■ Request ■
Report each line in the entries below that contains the string "CALLE", copying the whole line. Case counts.

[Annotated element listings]
[start]
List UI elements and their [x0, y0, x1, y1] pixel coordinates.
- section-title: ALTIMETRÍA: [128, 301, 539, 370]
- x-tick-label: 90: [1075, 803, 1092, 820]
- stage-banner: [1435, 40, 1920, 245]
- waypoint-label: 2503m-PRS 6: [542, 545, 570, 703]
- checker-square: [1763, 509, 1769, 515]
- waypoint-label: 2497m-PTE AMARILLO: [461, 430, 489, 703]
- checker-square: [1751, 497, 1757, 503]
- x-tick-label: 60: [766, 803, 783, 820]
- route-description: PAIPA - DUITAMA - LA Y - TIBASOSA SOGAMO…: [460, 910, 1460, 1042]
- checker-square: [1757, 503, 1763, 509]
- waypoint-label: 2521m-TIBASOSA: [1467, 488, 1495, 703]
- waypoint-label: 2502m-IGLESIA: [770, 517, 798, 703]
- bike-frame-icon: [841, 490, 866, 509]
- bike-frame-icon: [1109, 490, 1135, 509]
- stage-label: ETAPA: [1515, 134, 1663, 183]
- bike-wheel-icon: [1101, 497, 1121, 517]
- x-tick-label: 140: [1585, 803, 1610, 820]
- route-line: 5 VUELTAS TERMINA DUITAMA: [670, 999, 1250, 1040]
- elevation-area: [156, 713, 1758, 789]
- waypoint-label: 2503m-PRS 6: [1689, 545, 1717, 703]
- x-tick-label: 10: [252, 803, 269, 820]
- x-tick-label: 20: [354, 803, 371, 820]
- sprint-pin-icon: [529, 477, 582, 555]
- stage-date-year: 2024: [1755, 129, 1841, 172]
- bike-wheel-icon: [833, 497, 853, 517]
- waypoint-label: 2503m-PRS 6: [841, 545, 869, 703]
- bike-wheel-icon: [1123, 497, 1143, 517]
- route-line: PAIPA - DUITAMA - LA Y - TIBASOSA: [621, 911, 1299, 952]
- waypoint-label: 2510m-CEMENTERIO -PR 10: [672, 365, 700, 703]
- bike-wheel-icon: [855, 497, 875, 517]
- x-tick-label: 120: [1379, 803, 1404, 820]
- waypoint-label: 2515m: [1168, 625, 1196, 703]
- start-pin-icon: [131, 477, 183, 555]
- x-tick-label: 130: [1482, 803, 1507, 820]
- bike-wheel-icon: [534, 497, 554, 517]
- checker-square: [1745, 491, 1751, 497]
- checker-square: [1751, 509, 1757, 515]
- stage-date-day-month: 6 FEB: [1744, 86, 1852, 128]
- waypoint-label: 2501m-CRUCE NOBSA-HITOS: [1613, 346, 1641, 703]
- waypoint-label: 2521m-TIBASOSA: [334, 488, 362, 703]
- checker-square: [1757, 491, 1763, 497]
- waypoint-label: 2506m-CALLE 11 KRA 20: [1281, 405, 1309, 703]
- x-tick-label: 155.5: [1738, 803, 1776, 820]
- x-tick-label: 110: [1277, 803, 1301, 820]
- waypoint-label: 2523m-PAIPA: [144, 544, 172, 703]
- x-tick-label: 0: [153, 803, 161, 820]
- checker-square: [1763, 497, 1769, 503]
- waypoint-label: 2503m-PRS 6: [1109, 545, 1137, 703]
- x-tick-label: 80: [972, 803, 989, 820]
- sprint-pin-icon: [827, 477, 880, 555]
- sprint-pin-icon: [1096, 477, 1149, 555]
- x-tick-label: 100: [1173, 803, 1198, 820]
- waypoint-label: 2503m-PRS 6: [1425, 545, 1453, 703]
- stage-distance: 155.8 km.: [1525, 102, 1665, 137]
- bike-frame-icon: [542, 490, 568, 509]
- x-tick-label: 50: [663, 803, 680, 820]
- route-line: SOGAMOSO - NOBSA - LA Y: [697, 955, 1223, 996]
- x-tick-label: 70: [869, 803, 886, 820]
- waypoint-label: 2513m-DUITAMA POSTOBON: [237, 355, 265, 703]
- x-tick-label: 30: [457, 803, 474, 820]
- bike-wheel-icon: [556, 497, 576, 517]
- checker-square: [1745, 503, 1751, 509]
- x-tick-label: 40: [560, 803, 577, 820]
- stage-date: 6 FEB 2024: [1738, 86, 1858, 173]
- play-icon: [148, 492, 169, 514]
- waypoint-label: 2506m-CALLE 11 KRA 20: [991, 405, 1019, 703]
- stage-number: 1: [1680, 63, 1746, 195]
[end]
■ Task solution ■
- waypoint-label: 2506m-CALLE 11 KRA 20: [1281, 405, 1309, 703]
- waypoint-label: 2506m-CALLE 11 KRA 20: [991, 405, 1019, 703]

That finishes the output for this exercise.